Brief
Can you repeat the rows from the first one up to and including the line with "staticText: 23:31 (286, 5, 353, 40)", changing every "staticText" to "label" and leaving everything else the same?
-------- Working data
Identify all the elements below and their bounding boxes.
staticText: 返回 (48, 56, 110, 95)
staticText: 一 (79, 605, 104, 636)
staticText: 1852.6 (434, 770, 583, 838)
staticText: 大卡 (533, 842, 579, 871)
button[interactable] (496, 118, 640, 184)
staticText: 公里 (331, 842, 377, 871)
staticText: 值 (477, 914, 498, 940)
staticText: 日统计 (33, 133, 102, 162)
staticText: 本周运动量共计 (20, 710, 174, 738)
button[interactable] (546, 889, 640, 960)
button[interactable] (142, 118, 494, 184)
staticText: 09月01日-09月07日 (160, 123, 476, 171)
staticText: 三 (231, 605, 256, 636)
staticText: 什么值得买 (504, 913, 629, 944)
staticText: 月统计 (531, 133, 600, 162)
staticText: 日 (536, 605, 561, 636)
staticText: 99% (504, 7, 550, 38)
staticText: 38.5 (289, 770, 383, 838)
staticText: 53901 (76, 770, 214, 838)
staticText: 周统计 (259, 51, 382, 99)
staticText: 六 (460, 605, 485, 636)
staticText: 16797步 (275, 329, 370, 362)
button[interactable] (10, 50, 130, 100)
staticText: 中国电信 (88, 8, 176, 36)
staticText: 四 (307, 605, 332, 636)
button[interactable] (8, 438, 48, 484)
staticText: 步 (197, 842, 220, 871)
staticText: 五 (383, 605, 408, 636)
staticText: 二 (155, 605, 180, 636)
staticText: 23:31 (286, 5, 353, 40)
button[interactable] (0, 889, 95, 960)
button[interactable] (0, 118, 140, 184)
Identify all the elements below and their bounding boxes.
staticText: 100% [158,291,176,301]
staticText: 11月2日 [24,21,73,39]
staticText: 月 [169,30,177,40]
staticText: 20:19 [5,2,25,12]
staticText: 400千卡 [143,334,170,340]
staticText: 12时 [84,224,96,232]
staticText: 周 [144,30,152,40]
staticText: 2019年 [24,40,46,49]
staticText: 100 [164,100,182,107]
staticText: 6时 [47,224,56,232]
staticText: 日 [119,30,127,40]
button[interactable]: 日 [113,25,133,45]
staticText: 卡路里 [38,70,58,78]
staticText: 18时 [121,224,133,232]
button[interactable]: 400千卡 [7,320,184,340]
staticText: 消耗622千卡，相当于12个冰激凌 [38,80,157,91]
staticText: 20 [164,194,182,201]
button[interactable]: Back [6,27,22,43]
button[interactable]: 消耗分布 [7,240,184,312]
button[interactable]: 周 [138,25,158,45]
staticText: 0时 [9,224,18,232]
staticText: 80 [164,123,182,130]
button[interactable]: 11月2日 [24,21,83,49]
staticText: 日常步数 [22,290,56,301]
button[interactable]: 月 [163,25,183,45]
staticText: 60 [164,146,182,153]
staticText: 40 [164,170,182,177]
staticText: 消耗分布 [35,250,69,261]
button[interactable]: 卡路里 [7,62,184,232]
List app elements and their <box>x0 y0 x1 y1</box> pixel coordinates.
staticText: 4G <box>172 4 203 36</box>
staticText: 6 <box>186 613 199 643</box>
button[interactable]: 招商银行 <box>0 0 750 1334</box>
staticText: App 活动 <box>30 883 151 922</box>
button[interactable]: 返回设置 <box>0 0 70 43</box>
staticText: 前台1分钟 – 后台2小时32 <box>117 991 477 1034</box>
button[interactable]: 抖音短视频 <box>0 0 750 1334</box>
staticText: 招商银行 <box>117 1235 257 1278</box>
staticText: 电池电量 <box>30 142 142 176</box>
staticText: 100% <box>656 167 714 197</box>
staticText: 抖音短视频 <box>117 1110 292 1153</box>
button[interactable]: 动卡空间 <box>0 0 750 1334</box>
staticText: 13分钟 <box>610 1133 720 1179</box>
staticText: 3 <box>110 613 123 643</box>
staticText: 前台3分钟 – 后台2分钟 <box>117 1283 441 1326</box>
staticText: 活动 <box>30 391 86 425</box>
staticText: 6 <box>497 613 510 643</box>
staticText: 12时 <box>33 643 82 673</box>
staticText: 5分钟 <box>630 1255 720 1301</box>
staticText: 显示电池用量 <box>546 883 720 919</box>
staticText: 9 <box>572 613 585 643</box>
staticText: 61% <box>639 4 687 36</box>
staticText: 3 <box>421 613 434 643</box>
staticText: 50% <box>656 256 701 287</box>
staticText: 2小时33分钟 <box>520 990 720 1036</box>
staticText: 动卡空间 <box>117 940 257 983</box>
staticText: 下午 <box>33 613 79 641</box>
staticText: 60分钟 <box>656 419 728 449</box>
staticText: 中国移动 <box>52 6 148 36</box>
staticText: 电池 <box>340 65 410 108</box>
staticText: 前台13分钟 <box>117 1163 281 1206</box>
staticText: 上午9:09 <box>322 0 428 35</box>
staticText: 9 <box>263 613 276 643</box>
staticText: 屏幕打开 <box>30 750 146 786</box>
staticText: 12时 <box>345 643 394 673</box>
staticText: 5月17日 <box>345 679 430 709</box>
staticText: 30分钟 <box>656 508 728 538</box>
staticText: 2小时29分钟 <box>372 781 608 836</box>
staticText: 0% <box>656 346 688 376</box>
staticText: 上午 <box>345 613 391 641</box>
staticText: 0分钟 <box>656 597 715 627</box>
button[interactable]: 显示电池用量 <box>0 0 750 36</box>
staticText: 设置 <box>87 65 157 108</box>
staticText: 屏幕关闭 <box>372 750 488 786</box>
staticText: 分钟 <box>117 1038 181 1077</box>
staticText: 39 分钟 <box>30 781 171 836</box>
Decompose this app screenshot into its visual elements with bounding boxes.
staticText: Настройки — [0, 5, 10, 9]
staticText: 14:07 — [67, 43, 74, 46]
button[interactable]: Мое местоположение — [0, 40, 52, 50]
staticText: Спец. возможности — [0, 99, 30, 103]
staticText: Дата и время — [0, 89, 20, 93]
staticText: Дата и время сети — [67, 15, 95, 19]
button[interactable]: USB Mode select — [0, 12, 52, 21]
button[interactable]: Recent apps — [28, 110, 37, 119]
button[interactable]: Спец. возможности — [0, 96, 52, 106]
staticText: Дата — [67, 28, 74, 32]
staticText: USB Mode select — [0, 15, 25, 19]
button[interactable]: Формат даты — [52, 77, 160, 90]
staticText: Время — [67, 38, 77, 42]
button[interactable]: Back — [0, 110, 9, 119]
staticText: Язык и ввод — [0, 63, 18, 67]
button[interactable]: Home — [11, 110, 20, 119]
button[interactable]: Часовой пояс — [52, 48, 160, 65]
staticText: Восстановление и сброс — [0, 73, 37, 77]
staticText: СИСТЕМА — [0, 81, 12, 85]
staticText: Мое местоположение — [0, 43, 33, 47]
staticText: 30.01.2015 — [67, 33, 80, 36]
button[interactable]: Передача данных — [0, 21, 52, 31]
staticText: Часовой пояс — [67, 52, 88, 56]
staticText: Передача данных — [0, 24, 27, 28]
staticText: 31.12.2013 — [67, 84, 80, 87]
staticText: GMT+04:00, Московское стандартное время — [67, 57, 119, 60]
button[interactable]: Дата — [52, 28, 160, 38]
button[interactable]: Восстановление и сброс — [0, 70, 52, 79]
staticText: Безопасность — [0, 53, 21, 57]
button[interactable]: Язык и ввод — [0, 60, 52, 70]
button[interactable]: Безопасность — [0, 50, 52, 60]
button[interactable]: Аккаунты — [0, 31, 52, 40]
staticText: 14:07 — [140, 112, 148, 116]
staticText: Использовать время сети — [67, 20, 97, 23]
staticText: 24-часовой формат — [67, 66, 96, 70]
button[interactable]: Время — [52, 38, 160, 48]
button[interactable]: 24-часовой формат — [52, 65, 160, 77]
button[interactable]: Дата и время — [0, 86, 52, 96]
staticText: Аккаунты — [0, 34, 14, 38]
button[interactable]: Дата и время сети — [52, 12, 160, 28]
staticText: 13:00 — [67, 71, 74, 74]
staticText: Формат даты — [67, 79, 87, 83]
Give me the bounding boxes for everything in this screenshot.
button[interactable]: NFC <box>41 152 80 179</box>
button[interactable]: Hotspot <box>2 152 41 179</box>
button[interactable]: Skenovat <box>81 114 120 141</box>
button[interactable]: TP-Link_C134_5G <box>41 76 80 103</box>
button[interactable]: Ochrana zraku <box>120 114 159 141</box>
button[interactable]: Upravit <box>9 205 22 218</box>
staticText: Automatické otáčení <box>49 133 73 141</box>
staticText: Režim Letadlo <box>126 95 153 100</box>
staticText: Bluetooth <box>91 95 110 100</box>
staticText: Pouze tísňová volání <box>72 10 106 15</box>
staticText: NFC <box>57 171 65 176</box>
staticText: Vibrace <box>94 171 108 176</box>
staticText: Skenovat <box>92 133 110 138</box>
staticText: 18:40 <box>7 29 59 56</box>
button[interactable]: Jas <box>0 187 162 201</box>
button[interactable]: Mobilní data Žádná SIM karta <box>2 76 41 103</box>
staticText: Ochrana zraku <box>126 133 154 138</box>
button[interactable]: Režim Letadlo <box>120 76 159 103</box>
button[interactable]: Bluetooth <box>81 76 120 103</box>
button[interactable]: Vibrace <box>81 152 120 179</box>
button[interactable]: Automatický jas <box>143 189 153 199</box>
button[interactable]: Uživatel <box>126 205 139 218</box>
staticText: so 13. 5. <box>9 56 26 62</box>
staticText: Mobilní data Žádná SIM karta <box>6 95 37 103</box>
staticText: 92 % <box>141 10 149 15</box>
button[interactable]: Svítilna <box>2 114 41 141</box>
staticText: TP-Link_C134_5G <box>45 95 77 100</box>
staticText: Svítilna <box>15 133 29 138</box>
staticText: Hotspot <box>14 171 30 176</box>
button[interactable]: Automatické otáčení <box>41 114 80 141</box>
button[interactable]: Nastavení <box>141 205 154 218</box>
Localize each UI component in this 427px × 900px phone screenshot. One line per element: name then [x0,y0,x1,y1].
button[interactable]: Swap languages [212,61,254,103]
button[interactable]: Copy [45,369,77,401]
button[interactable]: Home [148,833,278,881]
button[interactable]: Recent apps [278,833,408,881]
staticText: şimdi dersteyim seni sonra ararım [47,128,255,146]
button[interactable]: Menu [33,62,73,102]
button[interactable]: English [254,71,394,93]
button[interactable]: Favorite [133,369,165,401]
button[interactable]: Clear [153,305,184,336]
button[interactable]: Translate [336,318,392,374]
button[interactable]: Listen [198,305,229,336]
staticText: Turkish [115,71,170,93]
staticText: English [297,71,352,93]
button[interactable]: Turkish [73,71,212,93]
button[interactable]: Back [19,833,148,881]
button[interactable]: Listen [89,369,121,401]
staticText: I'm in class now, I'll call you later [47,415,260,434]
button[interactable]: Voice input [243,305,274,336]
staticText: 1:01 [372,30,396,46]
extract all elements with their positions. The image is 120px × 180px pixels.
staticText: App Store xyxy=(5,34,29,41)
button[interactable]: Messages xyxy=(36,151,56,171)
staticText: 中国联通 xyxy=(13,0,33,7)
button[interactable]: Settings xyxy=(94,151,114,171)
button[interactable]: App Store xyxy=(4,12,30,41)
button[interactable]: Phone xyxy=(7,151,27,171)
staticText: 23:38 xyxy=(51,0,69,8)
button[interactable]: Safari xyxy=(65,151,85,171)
----------------
Solution below
Identify all the elements below and their bounding boxes.
label: 返回 (48, 56, 110, 95)
label: 一 (79, 605, 104, 636)
label: 1852.6 (434, 770, 583, 838)
label: 大卡 (533, 842, 579, 871)
button[interactable] (496, 118, 640, 184)
label: 公里 (331, 842, 377, 871)
label: 值 (477, 914, 498, 940)
label: 日统计 (33, 133, 102, 162)
label: 本周运动量共计 (20, 710, 174, 738)
button[interactable] (546, 889, 640, 960)
button[interactable] (142, 118, 494, 184)
label: 09月01日-09月07日 (160, 123, 476, 171)
label: 三 (231, 605, 256, 636)
label: 什么值得买 (504, 913, 629, 944)
label: 月统计 (531, 133, 600, 162)
label: 日 (536, 605, 561, 636)
label: 99% (504, 7, 550, 38)
label: 38.5 (289, 770, 383, 838)
label: 53901 (76, 770, 214, 838)
label: 周统计 (259, 51, 382, 99)
label: 六 (460, 605, 485, 636)
label: 16797步 (275, 329, 370, 362)
button[interactable] (10, 50, 130, 100)
label: 中国电信 (88, 8, 176, 36)
label: 四 (307, 605, 332, 636)
button[interactable] (8, 438, 48, 484)
label: 步 (197, 842, 220, 871)
label: 五 (383, 605, 408, 636)
label: 二 (155, 605, 180, 636)
label: 23:31 (286, 5, 353, 40)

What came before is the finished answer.